### What this exercise asks
1) In the Navy controls article, rewrite the paragraph that begins "A National Transportation Safety Board" as a short bulleted list that keeps its main facts.
2) Give again the part of the Navy controls article that opens with the words containing "A National Transportation" and closes with "the ship’s command.", renaming "collision" as "crash" each time it appears.

The United States Navy announced that it will begin to revert its destroyers back to mechanical controls, including a physical throttle and traditional helm control system; and away from the more modern touchscreen systems that had been increasingly used throughout the fleet. This change in controls will take place over the next 18 to 24 months. It comes after reviews of the August 2017 fatal collision of the USS John S. McCain (DDG-56) and the Liberian-flagged chemical tanker Alnic MC off the coasts of Singapore and Malaysia.
A National Transportation Safety Board (NTSB) investigation concluded that a lack of Navy oversight and training were the primary causes of the collision, which killed 10 sailors. “A lack of effective operational oversight of the destroyer by the U.S. Navy, which resulted in insufficient training and inadequate bridge operating procedures,” was how the investigation was summed up. Those findings were a break from the U.S. Navy’s own assessment, which placed the blame for the early morning collision on the ship’s command.
The investigation by the NTSB also found that the touchscreen system was complex, and that sailors on the McCain had been not been adequately trained to use the new systems.
Following the Navy’s Comprehensive Review related to the McCain, as well as another collision involving the USS Fitzgerald (DDG-62), the Naval Sea Systems Command made its own recommendations to replace the touchscreen control systems.
While speaking at the American Society of Naval Engineers’ annual Fleet Maintenance and Modernization Symposium, Program Executive Officer for Ships Rear Adm. Bill Galinis said that systems were overly complex, and that in an effort to stay innovative while adopting new technology, “we got away from the physical throttles, and that was probably the number-one feedback from the fleet – they said, just give us the throttles that we can use.”
The U.S. Navy will now design and install physical throttles on all DDG-51 class ships with the Integrated Bridge and Navigation Systems (IBNS).
USN Mechanics: A Touchy Subject
There seems some irony that today’s sailors – especially younger sailors who grew up in the days of smartphones and tablet devices – aren’t more readily accustomed to touchscreen interfaces.

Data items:

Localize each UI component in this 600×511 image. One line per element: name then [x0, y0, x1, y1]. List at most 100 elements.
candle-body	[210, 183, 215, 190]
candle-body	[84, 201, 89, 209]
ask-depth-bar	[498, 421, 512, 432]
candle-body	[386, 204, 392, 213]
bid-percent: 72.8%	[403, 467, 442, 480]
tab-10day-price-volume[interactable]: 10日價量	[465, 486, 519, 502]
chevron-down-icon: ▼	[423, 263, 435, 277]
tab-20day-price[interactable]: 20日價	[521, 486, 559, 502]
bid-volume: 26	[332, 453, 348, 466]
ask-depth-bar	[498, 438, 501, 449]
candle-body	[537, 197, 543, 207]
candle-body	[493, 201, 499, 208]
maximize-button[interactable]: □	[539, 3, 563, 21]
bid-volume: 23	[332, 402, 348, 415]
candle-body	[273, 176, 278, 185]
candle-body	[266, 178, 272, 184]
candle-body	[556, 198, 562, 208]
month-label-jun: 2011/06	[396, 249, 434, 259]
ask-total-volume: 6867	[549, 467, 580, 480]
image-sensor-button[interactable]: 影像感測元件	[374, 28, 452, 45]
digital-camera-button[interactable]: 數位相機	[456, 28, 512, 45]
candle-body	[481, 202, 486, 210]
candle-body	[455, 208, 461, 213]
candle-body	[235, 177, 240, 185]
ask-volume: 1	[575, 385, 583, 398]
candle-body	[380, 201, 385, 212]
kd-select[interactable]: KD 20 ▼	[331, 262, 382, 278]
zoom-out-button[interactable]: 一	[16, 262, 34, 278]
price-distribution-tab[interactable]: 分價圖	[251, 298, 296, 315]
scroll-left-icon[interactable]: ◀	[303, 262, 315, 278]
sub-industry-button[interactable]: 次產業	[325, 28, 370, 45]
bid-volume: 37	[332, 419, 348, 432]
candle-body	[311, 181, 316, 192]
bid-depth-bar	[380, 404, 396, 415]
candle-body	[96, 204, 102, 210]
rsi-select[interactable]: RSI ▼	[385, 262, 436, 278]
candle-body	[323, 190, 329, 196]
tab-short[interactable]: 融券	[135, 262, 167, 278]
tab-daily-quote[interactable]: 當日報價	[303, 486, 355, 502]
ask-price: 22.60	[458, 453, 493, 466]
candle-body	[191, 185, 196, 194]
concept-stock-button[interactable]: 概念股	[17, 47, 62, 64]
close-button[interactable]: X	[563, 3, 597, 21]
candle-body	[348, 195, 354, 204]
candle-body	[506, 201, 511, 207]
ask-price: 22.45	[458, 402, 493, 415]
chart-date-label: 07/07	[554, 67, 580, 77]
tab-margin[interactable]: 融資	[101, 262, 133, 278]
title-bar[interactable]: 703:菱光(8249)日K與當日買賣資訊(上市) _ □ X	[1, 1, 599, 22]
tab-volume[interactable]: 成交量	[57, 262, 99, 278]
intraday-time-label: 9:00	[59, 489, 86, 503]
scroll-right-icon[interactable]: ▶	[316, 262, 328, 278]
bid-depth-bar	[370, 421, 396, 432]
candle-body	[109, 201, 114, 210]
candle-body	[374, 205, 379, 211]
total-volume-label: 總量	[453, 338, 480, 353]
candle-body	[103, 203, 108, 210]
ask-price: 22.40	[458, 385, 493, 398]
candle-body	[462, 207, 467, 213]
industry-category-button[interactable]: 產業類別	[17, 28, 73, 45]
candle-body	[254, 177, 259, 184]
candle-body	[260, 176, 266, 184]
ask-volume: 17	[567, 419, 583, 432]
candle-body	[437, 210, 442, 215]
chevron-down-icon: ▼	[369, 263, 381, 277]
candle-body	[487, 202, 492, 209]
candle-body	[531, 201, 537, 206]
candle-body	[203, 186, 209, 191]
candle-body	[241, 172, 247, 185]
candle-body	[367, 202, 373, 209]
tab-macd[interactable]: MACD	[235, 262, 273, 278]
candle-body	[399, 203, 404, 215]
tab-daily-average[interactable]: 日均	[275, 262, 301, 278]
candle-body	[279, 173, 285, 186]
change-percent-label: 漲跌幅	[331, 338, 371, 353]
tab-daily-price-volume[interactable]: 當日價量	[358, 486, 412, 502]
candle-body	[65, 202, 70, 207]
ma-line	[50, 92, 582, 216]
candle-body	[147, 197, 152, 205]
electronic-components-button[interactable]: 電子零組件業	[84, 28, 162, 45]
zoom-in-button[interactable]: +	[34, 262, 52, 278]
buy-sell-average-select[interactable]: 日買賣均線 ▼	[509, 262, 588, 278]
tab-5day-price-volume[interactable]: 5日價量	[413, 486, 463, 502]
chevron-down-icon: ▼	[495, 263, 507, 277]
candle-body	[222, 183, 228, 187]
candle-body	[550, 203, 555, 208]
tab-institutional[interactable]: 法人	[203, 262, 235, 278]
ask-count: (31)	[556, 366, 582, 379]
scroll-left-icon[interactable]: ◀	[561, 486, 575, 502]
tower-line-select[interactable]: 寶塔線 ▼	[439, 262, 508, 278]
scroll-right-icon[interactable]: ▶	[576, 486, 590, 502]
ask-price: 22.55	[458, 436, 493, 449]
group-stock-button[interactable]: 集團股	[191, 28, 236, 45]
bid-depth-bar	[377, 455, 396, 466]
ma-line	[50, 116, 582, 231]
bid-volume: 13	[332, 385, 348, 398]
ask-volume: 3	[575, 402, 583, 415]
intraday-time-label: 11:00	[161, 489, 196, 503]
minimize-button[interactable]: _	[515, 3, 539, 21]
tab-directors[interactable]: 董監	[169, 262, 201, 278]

### Results of the tasks
1)
- A National Transportation Safety Board (NTSB) investigation found that a lack of Navy oversight and training were the primary causes of the collision.
- The collision killed 10 sailors.
- The investigation blamed a lack of effective operational oversight by the U.S. Navy, which led to insufficient training and inadequate bridge operating procedures.
- These findings differed from the Navy's own assessment, which blamed the ship's command for the early morning collision.

2)
A National Transportation Safety Board (NTSB) investigation concluded that a lack of Navy oversight and training were the primary causes of the crash, which killed 10 sailors. “A lack of effective operational oversight of the destroyer by the U.S. Navy, which resulted in insufficient training and inadequate bridge operating procedures,” was how the investigation was summed up. Those findings were a break from the U.S. Navy’s own assessment, which placed the blame for the early morning crash on the ship’s command.